→ **EXERCISE MATERIAL**:
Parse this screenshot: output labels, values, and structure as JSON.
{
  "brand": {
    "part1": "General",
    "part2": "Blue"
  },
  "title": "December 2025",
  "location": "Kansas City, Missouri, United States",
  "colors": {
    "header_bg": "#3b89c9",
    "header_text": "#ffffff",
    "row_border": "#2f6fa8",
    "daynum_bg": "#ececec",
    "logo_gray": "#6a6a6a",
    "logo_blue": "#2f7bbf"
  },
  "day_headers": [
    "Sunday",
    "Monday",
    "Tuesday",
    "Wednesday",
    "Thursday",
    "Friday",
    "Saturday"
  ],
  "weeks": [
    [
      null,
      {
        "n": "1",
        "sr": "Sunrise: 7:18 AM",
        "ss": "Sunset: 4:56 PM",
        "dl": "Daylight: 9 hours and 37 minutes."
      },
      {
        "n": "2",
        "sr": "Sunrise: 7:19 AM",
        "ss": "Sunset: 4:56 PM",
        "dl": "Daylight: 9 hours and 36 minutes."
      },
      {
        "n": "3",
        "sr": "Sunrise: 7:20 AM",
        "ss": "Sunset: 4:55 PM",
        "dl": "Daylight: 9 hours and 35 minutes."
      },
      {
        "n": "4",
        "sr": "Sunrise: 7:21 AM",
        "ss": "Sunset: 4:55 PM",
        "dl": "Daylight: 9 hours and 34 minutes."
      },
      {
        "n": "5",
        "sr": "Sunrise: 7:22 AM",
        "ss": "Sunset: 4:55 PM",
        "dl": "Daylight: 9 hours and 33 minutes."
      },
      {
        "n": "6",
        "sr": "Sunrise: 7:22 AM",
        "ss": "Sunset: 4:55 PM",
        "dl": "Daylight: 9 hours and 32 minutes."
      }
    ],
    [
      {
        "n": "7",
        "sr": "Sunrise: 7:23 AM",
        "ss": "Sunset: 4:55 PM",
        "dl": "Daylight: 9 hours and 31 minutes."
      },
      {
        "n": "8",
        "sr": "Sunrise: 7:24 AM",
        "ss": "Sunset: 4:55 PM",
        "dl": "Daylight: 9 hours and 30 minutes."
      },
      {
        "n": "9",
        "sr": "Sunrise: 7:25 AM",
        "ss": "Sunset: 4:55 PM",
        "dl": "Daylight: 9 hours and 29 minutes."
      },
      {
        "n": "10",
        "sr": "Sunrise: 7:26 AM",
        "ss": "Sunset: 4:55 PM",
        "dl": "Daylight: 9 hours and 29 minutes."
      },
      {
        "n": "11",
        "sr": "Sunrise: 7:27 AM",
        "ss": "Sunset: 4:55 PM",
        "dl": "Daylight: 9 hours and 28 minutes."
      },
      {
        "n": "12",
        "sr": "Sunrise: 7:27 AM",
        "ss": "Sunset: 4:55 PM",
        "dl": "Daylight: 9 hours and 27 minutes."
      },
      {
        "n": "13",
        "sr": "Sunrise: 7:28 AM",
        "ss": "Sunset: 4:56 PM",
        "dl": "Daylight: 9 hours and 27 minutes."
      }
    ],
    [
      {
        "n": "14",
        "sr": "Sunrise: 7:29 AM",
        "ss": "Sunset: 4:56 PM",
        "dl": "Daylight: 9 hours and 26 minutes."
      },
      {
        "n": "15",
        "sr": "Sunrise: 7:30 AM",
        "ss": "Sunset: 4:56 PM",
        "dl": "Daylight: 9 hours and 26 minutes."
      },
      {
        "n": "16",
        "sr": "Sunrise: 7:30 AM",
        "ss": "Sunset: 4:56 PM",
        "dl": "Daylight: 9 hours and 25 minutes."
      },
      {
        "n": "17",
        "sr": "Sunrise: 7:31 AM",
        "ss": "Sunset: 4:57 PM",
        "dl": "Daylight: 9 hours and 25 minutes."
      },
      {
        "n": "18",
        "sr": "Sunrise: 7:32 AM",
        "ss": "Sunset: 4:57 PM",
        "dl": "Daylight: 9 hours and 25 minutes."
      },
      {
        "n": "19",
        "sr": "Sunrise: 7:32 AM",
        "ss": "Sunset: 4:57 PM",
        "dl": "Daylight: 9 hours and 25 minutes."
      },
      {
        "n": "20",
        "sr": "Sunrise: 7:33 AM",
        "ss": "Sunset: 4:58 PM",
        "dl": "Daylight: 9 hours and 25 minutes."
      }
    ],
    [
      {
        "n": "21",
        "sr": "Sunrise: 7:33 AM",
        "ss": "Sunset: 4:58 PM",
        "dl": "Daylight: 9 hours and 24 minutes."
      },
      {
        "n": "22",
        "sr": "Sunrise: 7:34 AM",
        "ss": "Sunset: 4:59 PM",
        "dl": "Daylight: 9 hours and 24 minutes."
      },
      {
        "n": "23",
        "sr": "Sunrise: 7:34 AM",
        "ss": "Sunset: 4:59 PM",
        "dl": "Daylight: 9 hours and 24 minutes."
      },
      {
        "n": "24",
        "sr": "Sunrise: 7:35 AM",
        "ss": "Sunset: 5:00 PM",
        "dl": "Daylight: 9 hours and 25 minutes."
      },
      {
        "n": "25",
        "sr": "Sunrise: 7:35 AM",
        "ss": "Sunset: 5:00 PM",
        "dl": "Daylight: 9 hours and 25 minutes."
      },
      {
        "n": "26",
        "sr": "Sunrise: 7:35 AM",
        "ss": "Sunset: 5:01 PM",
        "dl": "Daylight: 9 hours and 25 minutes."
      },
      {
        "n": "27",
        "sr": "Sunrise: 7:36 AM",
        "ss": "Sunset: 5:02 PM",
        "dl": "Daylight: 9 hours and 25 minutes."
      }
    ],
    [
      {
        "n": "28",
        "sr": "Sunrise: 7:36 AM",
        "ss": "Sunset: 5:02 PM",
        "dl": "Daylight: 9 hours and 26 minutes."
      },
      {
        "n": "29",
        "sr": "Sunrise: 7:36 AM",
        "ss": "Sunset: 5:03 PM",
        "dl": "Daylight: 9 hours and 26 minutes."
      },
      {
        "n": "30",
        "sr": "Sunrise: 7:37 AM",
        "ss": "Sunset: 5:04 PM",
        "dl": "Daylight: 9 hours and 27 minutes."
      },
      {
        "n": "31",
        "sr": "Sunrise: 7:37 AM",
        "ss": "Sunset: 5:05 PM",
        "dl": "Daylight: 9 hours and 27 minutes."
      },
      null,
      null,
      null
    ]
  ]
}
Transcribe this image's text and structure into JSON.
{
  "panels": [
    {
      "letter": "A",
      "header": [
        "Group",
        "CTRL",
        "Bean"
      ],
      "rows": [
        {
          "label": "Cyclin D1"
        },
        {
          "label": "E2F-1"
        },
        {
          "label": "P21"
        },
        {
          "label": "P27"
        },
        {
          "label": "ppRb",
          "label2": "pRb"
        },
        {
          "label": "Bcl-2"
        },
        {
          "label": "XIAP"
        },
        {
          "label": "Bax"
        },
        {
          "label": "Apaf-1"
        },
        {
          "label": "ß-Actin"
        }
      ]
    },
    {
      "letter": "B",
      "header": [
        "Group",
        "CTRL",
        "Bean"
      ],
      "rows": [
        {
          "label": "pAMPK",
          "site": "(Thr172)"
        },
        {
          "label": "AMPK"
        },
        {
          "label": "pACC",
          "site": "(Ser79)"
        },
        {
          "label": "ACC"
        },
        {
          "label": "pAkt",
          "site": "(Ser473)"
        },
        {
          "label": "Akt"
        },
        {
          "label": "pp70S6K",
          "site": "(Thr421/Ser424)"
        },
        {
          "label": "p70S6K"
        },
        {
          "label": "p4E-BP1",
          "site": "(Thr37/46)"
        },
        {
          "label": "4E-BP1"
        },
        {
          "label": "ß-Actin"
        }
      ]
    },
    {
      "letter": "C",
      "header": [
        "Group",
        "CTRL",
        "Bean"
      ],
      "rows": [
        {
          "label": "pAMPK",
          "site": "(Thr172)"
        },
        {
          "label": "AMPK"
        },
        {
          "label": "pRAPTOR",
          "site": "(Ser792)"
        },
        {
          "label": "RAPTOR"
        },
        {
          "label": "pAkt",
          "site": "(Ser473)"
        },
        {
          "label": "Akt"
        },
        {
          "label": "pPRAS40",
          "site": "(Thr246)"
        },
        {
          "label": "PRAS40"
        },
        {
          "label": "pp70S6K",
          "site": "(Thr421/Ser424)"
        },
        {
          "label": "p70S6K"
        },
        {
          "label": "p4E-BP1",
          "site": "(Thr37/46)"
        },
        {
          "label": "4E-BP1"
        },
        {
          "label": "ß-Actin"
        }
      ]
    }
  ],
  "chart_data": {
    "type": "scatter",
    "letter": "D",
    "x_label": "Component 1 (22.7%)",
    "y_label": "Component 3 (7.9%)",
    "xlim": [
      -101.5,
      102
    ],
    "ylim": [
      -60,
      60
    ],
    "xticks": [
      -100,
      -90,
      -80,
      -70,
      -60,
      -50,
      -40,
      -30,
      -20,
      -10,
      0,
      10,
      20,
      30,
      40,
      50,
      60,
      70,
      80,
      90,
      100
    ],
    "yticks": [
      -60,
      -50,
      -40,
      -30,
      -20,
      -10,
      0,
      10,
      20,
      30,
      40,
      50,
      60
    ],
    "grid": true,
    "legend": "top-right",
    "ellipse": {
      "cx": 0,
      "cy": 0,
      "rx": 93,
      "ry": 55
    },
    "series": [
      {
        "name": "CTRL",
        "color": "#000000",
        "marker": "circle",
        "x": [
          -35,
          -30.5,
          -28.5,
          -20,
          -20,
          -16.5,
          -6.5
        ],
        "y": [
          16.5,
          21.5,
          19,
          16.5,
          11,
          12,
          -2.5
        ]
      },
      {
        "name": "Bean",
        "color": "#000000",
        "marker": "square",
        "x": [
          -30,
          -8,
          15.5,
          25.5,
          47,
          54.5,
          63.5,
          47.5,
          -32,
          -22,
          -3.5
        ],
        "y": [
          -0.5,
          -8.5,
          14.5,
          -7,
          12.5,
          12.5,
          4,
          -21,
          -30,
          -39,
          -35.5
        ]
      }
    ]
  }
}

→ **JOB**: Where a line in the entries holds "JSON", copy that line.

→ **CORRECT RESPONSE**:
Parse this screenshot: output labels, values, and structure as JSON.
Transcribe this image's text and structure into JSON.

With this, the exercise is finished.